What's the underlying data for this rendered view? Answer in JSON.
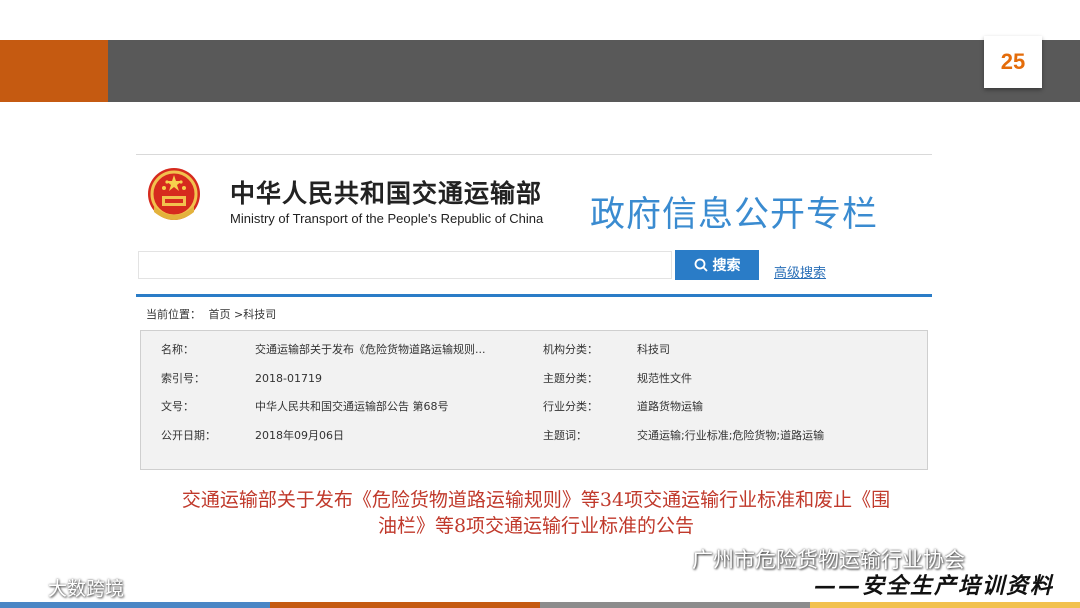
{
  "slide": {
    "page_number": "25"
  },
  "site": {
    "ministry_cn": "中华人民共和国交通运输部",
    "ministry_en": "Ministry of Transport of the People's Republic of China",
    "column_title": "政府信息公开专栏"
  },
  "search": {
    "value": "",
    "button_label": "搜索",
    "advanced_label": "高级搜索"
  },
  "breadcrumb": {
    "label": "当前位置：",
    "items": [
      "首页",
      ">科技司"
    ]
  },
  "meta": {
    "rows": [
      {
        "k1": "名称：",
        "v1": "交通运输部关于发布《危险货物道路运输规则...",
        "k2": "机构分类：",
        "v2": "科技司"
      },
      {
        "k1": "索引号：",
        "v1": "2018-01719",
        "k2": "主题分类：",
        "v2": "规范性文件"
      },
      {
        "k1": "文号：",
        "v1": "中华人民共和国交通运输部公告 第68号",
        "k2": "行业分类：",
        "v2": "道路货物运输"
      },
      {
        "k1": "公开日期：",
        "v1": "2018年09月06日",
        "k2": "主题词：",
        "v2": "交通运输;行业标准;危险货物;道路运输"
      }
    ]
  },
  "headline": {
    "line1": "交通运输部关于发布《危险货物道路运输规则》等34项交通运输行业标准和废止《围",
    "line2": "油栏》等8项交通运输行业标准的公告"
  },
  "footer": {
    "association": "广州市危险货物运输行业协会",
    "slogan": "——安全生产培训资料",
    "watermark": "大数跨境"
  },
  "colors": {
    "accent_orange": "#c55a11",
    "band_gray": "#595959",
    "page_number": "#e46c0a",
    "link_blue": "#2a7cc7",
    "headline_red": "#c0392b"
  }
}
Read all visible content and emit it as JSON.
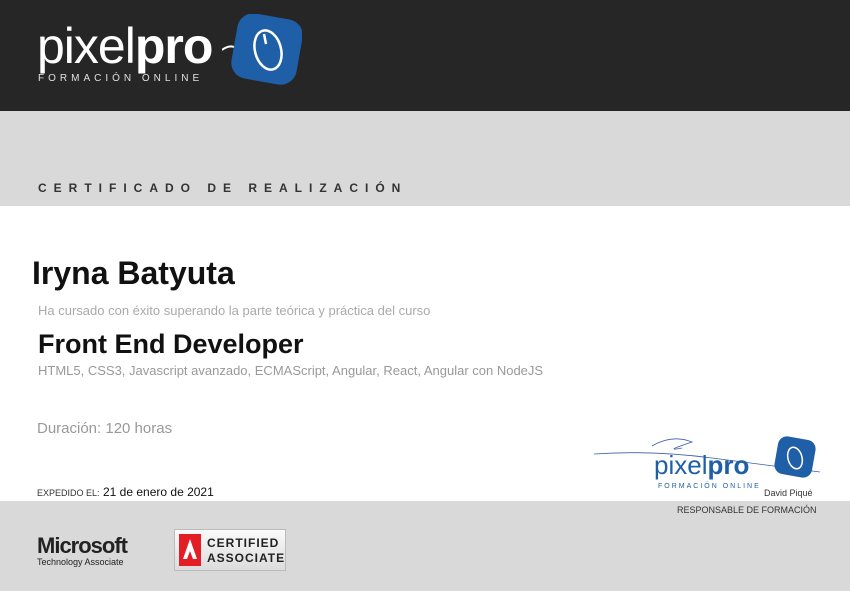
{
  "header": {
    "logo_word_light": "pixel",
    "logo_word_bold": "pro",
    "logo_subtitle": "FORMACIÓN ONLINE"
  },
  "certificate": {
    "title": "CERTIFICADO DE REALIZACIÓN",
    "recipient_name": "Iryna Batyuta",
    "intro_text": "Ha cursado con éxito superando la parte teórica y práctica del curso",
    "course_name": "Front End Developer",
    "course_topics": "HTML5, CSS3, Javascript avanzado, ECMAScript, Angular, React, Angular con NodeJS",
    "duration": "Duración: 120 horas",
    "issued_label": "EXPEDIDO EL:",
    "issued_date": "21 de enero de 2021"
  },
  "signature": {
    "logo_word_light": "pixel",
    "logo_word_bold": "pro",
    "logo_subtitle": "FORMACIÓN ONLINE",
    "signer_name": "David Piqué",
    "signer_role": "RESPONSABLE DE FORMACIÓN"
  },
  "badges": {
    "microsoft_word": "Microsoft",
    "microsoft_sub": "Technology Associate",
    "adobe_line1": "CERTIFIED",
    "adobe_line2": "ASSOCIATE"
  },
  "colors": {
    "header_bg": "#262626",
    "band_bg": "#d9d9d9",
    "brand_blue": "#1f5fa8"
  },
  "icons": {
    "logo": "mouse-icon",
    "adobe": "adobe-logo-icon"
  }
}
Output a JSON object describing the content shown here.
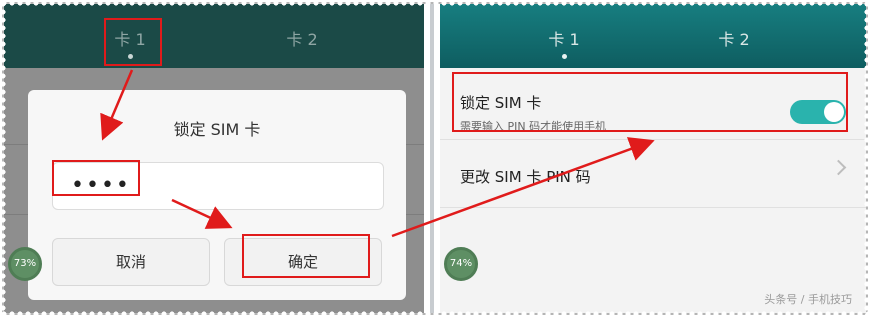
{
  "left_screen": {
    "tabs": [
      {
        "label": "卡 1"
      },
      {
        "label": "卡 2"
      }
    ],
    "dialog": {
      "title": "锁定 SIM 卡",
      "pin_value": "••••",
      "cancel_label": "取消",
      "ok_label": "确定"
    },
    "battery_bubble": "73%"
  },
  "right_screen": {
    "tabs": [
      {
        "label": "卡 1"
      },
      {
        "label": "卡 2"
      }
    ],
    "settings": {
      "lock_sim": {
        "title": "锁定 SIM 卡",
        "subtitle": "需要输入 PIN 码才能使用手机",
        "enabled": true
      },
      "change_pin": {
        "title": "更改 SIM 卡 PIN 码"
      }
    },
    "battery_bubble": "74%"
  },
  "watermark": "头条号 / 手机技巧",
  "colors": {
    "annotation_red": "#e01b1b",
    "toggle_on": "#2ab3ad",
    "tabbar_teal": "#0e5d60"
  },
  "icons": {
    "chevron": "chevron-right-icon",
    "toggle": "toggle-switch-icon"
  }
}
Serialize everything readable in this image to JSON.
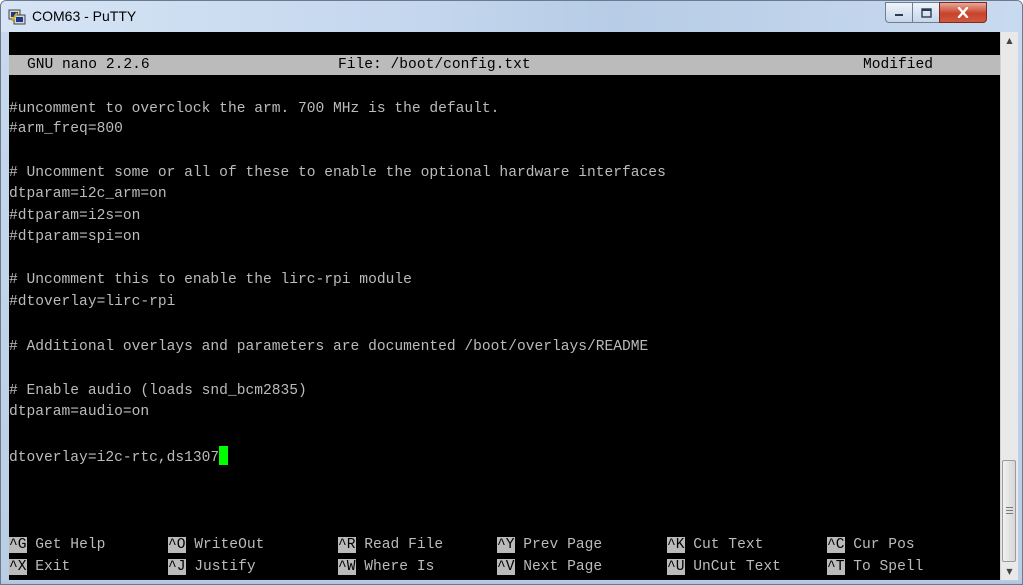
+--
[Exercise details]: All of the records need repeating exactly, except for the pictures.

[Expected output]:
What's the underlying data for this rendered view? Answer in JSON.
{
  "slide": {
    "page_number": "25"
  },
  "site": {
    "ministry_cn": "中华人民共和国交通运输部",
    "ministry_en": "Ministry of Transport of the People's Republic of China",
    "column_title": "政府信息公开专栏"
  },
  "search": {
    "value": "",
    "button_label": "搜索",
    "advanced_label": "高级搜索"
  },
  "breadcrumb": {
    "label": "当前位置：",
    "items": [
      "首页",
      ">科技司"
    ]
  },
  "meta": {
    "rows": [
      {
        "k1": "名称：",
        "v1": "交通运输部关于发布《危险货物道路运输规则...",
        "k2": "机构分类：",
        "v2": "科技司"
      },
      {
        "k1": "索引号：",
        "v1": "2018-01719",
        "k2": "主题分类：",
        "v2": "规范性文件"
      },
      {
        "k1": "文号：",
        "v1": "中华人民共和国交通运输部公告 第68号",
        "k2": "行业分类：",
        "v2": "道路货物运输"
      },
      {
        "k1": "公开日期：",
        "v1": "2018年09月06日",
        "k2": "主题词：",
        "v2": "交通运输;行业标准;危险货物;道路运输"
      }
    ]
  },
  "headline": {
    "line1": "交通运输部关于发布《危险货物道路运输规则》等34项交通运输行业标准和废止《围",
    "line2": "油栏》等8项交通运输行业标准的公告"
  },
  "footer": {
    "association": "广州市危险货物运输行业协会",
    "slogan": "——安全生产培训资料",
    "watermark": "大数跨境"
  },
  "colors": {
    "accent_orange": "#c55a11",
    "band_gray": "#595959",
    "page_number": "#e46c0a",
    "link_blue": "#2a7cc7",
    "headline_red": "#c0392b"
  }
}
Read all visible content and emit it as JSON.
{
  "header": {
    "logo_word_light": "pixel",
    "logo_word_bold": "pro",
    "logo_subtitle": "FORMACIÓN ONLINE"
  },
  "certificate": {
    "title": "CERTIFICADO DE REALIZACIÓN",
    "recipient_name": "Iryna Batyuta",
    "intro_text": "Ha cursado con éxito superando la parte teórica y práctica del curso",
    "course_name": "Front End Developer",
    "course_topics": "HTML5, CSS3, Javascript avanzado, ECMAScript, Angular, React, Angular con NodeJS",
    "duration": "Duración: 120 horas",
    "issued_label": "EXPEDIDO EL:",
    "issued_date": "21 de enero de 2021"
  },
  "signature": {
    "logo_word_light": "pixel",
    "logo_word_bold": "pro",
    "logo_subtitle": "FORMACIÓN ONLINE",
    "signer_name": "David Piqué",
    "signer_role": "RESPONSABLE DE FORMACIÓN"
  },
  "badges": {
    "microsoft_word": "Microsoft",
    "microsoft_sub": "Technology Associate",
    "adobe_line1": "CERTIFIED",
    "adobe_line2": "ASSOCIATE"
  },
  "colors": {
    "header_bg": "#262626",
    "band_bg": "#d9d9d9",
    "brand_blue": "#1f5fa8"
  },
  "icons": {
    "logo": "mouse-icon",
    "adobe": "adobe-logo-icon"
  }
}
Output a JSON object describing the content shown here.
{
  "left_screen": {
    "tabs": [
      {
        "label": "卡 1"
      },
      {
        "label": "卡 2"
      }
    ],
    "dialog": {
      "title": "锁定 SIM 卡",
      "pin_value": "••••",
      "cancel_label": "取消",
      "ok_label": "确定"
    },
    "battery_bubble": "73%"
  },
  "right_screen": {
    "tabs": [
      {
        "label": "卡 1"
      },
      {
        "label": "卡 2"
      }
    ],
    "settings": {
      "lock_sim": {
        "title": "锁定 SIM 卡",
        "subtitle": "需要输入 PIN 码才能使用手机",
        "enabled": true
      },
      "change_pin": {
        "title": "更改 SIM 卡 PIN 码"
      }
    },
    "battery_bubble": "74%"
  },
  "watermark": "头条号 / 手机技巧",
  "colors": {
    "annotation_red": "#e01b1b",
    "toggle_on": "#2ab3ad",
    "tabbar_teal": "#0e5d60"
  },
  "icons": {
    "chevron": "chevron-right-icon",
    "toggle": "toggle-switch-icon"
  }
}
Serialize everything readable in this image to JSON.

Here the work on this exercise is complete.